● **Work to do**
Each entry below is to be transcribed exactly.

■ ■ ■ ■ ■ ■ ■

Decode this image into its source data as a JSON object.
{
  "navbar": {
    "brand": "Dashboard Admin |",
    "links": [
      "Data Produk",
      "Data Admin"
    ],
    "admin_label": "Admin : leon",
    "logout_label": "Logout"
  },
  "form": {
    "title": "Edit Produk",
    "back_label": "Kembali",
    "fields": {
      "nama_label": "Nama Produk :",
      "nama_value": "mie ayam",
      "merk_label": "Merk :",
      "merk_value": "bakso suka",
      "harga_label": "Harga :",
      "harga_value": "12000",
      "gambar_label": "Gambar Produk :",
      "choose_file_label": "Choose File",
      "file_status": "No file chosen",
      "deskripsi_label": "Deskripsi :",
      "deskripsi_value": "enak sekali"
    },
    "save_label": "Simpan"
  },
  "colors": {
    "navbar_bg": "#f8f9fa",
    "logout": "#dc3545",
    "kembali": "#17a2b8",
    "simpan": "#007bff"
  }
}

■ ■ ■ ■ ■ ■ ■

● **Output of the task**
Decode this image into its source data as a JSON object.
{
  "navbar": {
    "brand": "Dashboard Admin |",
    "links": [
      "Data Produk",
      "Data Admin"
    ],
    "admin_label": "Admin : leon",
    "logout_label": "Logout"
  },
  "form": {
    "title": "Edit Produk",
    "back_label": "Kembali",
    "fields": {
      "nama_label": "Nama Produk :",
      "nama_value": "mie ayam",
      "merk_label": "Merk :",
      "merk_value": "bakso suka",
      "harga_label": "Harga :",
      "harga_value": "12000",
      "gambar_label": "Gambar Produk :",
      "choose_file_label": "Choose File",
      "file_status": "No file chosen",
      "deskripsi_label": "Deskripsi :",
      "deskripsi_value": "enak sekali"
    },
    "save_label": "Simpan"
  },
  "colors": {
    "navbar_bg": "#f8f9fa",
    "logout": "#dc3545",
    "kembali": "#17a2b8",
    "simpan": "#007bff"
  }
}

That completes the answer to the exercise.